== Extracted data ==
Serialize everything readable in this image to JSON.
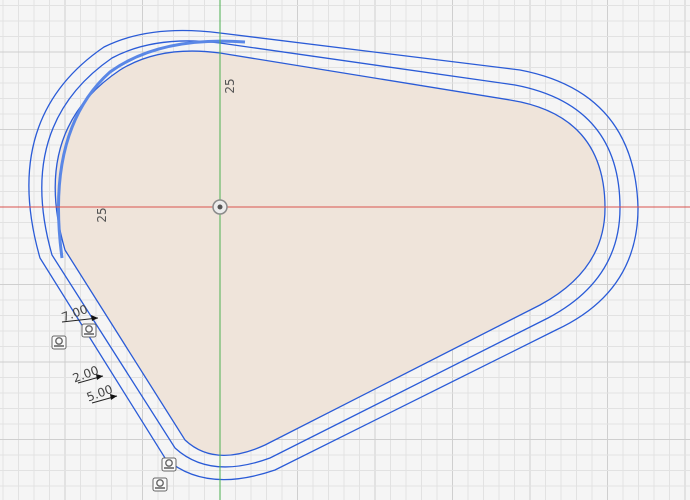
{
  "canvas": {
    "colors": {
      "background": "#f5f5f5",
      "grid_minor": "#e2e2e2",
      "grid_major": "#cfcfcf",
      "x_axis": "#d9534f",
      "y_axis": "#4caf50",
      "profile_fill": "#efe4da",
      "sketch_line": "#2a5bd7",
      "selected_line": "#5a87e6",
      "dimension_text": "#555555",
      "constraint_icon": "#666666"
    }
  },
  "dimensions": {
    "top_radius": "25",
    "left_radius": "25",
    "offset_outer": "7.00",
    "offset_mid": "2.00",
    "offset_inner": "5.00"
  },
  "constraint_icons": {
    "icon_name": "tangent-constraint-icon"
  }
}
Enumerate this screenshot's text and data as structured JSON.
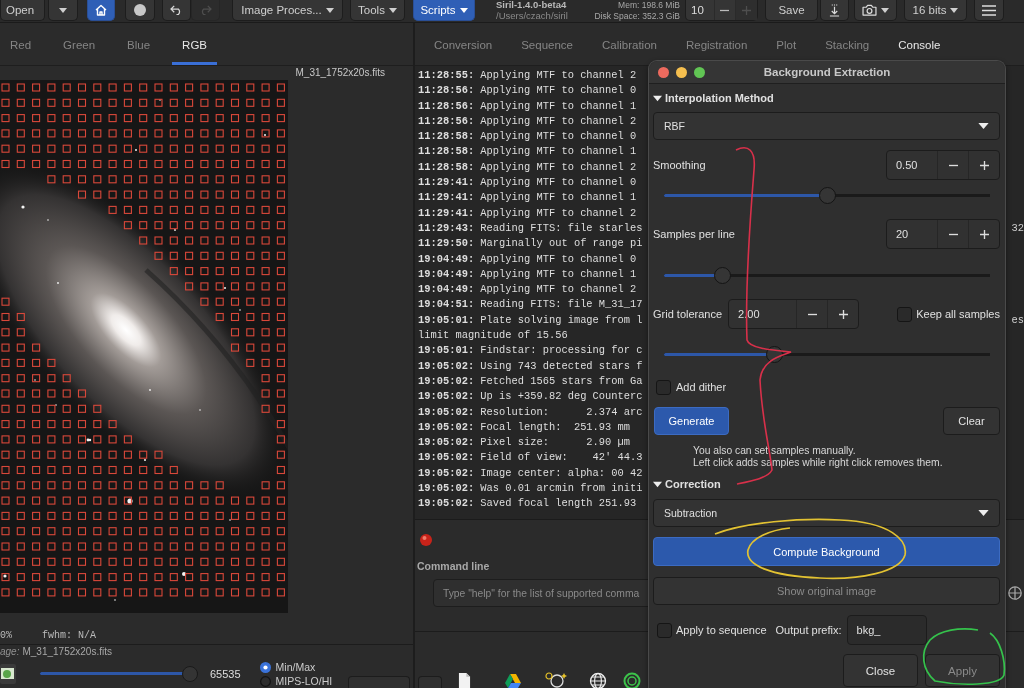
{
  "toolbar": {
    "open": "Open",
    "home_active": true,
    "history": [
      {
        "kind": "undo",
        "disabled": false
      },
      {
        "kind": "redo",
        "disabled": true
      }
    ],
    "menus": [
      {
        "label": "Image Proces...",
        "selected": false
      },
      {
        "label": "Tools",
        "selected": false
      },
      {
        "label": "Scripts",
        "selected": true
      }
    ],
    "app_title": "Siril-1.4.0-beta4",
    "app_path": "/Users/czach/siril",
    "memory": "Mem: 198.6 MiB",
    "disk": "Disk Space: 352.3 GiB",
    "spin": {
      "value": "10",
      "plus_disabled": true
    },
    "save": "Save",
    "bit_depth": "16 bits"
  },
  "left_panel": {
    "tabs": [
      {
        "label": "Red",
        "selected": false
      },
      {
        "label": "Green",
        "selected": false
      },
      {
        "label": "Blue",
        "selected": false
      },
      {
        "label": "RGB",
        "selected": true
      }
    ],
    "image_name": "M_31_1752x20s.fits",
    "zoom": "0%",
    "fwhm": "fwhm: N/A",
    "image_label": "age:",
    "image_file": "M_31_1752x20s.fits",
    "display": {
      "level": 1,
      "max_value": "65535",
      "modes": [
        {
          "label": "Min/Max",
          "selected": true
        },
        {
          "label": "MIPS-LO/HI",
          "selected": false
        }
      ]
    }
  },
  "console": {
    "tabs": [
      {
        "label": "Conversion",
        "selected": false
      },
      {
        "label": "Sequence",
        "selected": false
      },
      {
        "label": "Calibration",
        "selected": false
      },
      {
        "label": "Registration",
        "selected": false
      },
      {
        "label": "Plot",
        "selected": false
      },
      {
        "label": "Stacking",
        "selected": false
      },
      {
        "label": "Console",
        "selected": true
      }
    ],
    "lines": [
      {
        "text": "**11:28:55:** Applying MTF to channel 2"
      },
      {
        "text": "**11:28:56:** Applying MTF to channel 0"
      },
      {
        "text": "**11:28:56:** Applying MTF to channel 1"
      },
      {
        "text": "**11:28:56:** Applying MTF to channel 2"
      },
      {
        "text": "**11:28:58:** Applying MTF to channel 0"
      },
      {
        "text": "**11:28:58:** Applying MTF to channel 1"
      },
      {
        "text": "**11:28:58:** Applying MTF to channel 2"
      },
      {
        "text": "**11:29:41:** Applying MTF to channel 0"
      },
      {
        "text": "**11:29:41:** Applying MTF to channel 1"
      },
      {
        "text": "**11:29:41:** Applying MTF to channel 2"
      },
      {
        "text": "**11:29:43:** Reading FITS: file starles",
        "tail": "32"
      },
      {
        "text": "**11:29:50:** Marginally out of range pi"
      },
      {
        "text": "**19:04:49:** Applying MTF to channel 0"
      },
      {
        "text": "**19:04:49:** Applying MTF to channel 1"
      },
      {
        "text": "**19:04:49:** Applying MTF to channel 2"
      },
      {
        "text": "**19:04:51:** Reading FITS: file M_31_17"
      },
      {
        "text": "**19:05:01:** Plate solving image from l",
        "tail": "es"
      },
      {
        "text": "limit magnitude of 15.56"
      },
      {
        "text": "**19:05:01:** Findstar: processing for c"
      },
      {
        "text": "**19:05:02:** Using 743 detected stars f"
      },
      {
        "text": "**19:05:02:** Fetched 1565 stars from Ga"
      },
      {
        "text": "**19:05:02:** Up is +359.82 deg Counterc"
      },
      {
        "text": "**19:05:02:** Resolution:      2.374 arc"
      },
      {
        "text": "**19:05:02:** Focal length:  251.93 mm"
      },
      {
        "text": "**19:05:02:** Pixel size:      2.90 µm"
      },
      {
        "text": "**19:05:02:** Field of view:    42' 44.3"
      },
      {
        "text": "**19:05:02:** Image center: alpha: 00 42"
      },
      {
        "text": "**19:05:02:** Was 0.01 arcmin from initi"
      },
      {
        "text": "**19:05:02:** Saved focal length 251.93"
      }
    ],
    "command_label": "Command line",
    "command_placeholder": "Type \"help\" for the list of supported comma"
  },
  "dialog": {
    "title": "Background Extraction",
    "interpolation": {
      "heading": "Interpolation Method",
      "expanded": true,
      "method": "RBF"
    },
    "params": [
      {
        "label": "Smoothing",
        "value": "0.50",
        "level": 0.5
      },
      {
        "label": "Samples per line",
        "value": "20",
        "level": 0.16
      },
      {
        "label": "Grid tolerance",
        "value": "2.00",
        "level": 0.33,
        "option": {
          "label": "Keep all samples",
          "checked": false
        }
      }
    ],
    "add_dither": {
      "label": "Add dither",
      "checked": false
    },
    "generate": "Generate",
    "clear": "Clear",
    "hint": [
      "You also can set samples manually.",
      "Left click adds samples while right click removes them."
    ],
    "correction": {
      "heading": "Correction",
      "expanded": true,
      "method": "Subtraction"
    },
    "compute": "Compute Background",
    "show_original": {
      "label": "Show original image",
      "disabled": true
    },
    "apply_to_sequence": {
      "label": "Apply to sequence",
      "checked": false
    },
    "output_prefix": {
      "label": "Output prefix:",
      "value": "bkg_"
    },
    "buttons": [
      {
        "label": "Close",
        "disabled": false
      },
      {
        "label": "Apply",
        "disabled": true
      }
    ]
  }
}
...
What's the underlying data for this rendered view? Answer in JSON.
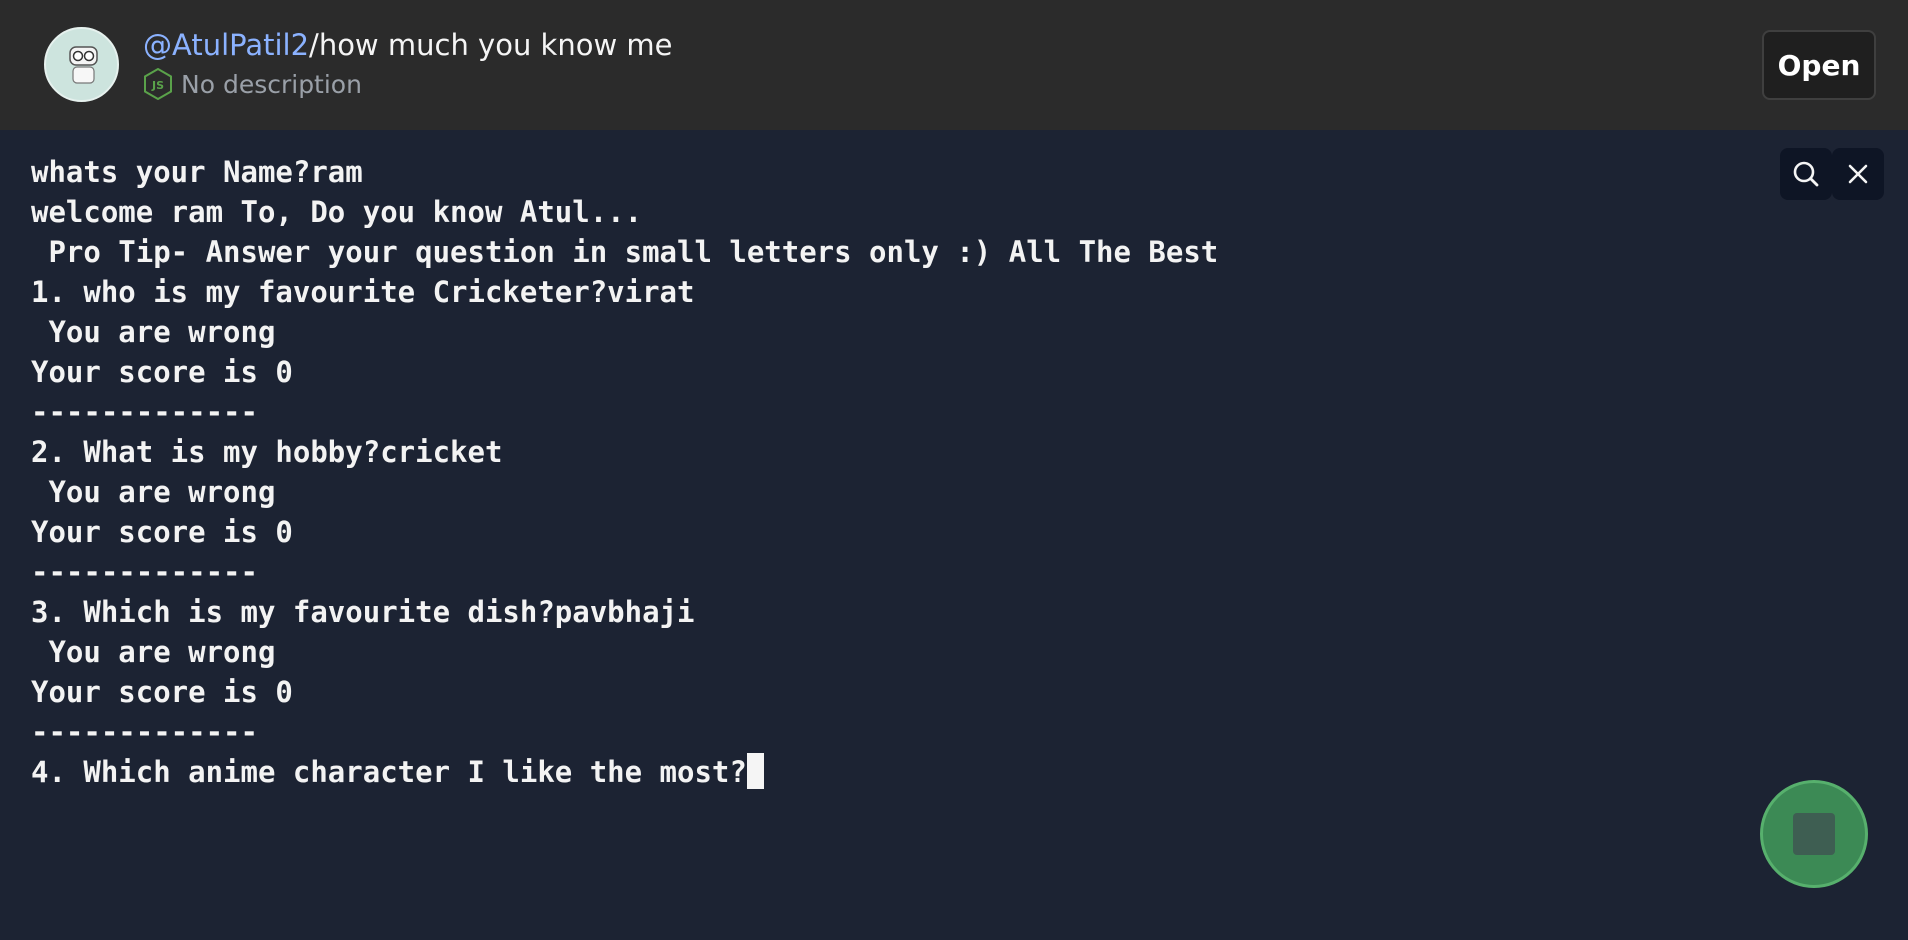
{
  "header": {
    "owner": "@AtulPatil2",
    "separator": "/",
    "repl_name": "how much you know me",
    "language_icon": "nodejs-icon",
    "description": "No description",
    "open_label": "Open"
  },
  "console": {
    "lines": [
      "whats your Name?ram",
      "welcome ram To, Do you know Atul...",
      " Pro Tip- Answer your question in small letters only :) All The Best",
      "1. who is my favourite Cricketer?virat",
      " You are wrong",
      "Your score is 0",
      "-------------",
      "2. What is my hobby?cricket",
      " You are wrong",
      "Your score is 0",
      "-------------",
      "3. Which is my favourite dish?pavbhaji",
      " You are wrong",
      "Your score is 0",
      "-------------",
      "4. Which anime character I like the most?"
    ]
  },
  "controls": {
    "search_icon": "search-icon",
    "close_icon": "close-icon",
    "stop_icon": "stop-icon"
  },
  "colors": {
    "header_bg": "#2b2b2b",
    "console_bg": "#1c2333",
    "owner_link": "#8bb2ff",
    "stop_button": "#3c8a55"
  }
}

== Aim of the exercise ==
Pull out all lines containing the word "Reading" from the entries above.

== Result ==
        "text": "**11:29:43:** Reading FITS: file starles",
        "text": "**19:04:51:** Reading FITS: file M_31_17"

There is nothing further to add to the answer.